§ Dataset:
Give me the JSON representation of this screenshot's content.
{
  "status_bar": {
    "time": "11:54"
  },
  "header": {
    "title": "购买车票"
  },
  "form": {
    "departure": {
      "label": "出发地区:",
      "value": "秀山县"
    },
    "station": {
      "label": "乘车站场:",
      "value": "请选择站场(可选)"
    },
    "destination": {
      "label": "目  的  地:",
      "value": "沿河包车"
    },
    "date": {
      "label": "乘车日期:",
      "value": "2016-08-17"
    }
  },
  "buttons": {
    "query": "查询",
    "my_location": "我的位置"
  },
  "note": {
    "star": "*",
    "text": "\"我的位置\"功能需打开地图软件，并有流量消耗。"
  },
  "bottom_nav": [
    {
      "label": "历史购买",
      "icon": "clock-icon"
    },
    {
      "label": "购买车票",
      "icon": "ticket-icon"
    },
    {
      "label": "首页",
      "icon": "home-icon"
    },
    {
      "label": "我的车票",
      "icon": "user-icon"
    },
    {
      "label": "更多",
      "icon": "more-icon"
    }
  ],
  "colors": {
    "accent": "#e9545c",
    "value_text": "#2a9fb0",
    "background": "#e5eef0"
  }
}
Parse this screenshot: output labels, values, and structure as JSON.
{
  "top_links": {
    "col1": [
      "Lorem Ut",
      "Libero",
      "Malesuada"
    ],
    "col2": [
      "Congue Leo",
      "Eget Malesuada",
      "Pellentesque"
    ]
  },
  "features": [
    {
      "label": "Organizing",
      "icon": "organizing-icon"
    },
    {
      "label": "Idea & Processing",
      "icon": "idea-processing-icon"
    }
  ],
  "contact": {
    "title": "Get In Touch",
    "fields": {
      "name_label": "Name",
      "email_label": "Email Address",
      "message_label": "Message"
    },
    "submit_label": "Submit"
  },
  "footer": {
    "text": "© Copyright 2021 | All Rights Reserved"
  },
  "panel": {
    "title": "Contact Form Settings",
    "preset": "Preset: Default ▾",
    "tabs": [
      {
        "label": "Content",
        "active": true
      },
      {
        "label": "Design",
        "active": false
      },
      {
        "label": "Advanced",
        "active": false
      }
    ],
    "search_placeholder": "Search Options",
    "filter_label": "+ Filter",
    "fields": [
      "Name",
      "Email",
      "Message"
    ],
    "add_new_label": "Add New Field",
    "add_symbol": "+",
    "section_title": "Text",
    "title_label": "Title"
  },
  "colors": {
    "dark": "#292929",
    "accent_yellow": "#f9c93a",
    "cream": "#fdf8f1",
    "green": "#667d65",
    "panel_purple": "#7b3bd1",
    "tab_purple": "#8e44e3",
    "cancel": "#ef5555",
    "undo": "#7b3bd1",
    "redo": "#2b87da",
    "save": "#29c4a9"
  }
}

§ Request: Please restate the data word for word, every record included.

§ Task answer:
Give me the JSON representation of this screenshot's content.
{
  "status_bar": {
    "time": "11:54"
  },
  "header": {
    "title": "购买车票"
  },
  "form": {
    "departure": {
      "label": "出发地区:",
      "value": "秀山县"
    },
    "station": {
      "label": "乘车站场:",
      "value": "请选择站场(可选)"
    },
    "destination": {
      "label": "目  的  地:",
      "value": "沿河包车"
    },
    "date": {
      "label": "乘车日期:",
      "value": "2016-08-17"
    }
  },
  "buttons": {
    "query": "查询",
    "my_location": "我的位置"
  },
  "note": {
    "star": "*",
    "text": "\"我的位置\"功能需打开地图软件，并有流量消耗。"
  },
  "bottom_nav": [
    {
      "label": "历史购买",
      "icon": "clock-icon"
    },
    {
      "label": "购买车票",
      "icon": "ticket-icon"
    },
    {
      "label": "首页",
      "icon": "home-icon"
    },
    {
      "label": "我的车票",
      "icon": "user-icon"
    },
    {
      "label": "更多",
      "icon": "more-icon"
    }
  ],
  "colors": {
    "accent": "#e9545c",
    "value_text": "#2a9fb0",
    "background": "#e5eef0"
  }
}
Parse this screenshot: output labels, values, and structure as JSON.
{
  "top_links": {
    "col1": [
      "Lorem Ut",
      "Libero",
      "Malesuada"
    ],
    "col2": [
      "Congue Leo",
      "Eget Malesuada",
      "Pellentesque"
    ]
  },
  "features": [
    {
      "label": "Organizing",
      "icon": "organizing-icon"
    },
    {
      "label": "Idea & Processing",
      "icon": "idea-processing-icon"
    }
  ],
  "contact": {
    "title": "Get In Touch",
    "fields": {
      "name_label": "Name",
      "email_label": "Email Address",
      "message_label": "Message"
    },
    "submit_label": "Submit"
  },
  "footer": {
    "text": "© Copyright 2021 | All Rights Reserved"
  },
  "panel": {
    "title": "Contact Form Settings",
    "preset": "Preset: Default ▾",
    "tabs": [
      {
        "label": "Content",
        "active": true
      },
      {
        "label": "Design",
        "active": false
      },
      {
        "label": "Advanced",
        "active": false
      }
    ],
    "search_placeholder": "Search Options",
    "filter_label": "+ Filter",
    "fields": [
      "Name",
      "Email",
      "Message"
    ],
    "add_new_label": "Add New Field",
    "add_symbol": "+",
    "section_title": "Text",
    "title_label": "Title"
  },
  "colors": {
    "dark": "#292929",
    "accent_yellow": "#f9c93a",
    "cream": "#fdf8f1",
    "green": "#667d65",
    "panel_purple": "#7b3bd1",
    "tab_purple": "#8e44e3",
    "cancel": "#ef5555",
    "undo": "#7b3bd1",
    "redo": "#2b87da",
    "save": "#29c4a9"
  }
}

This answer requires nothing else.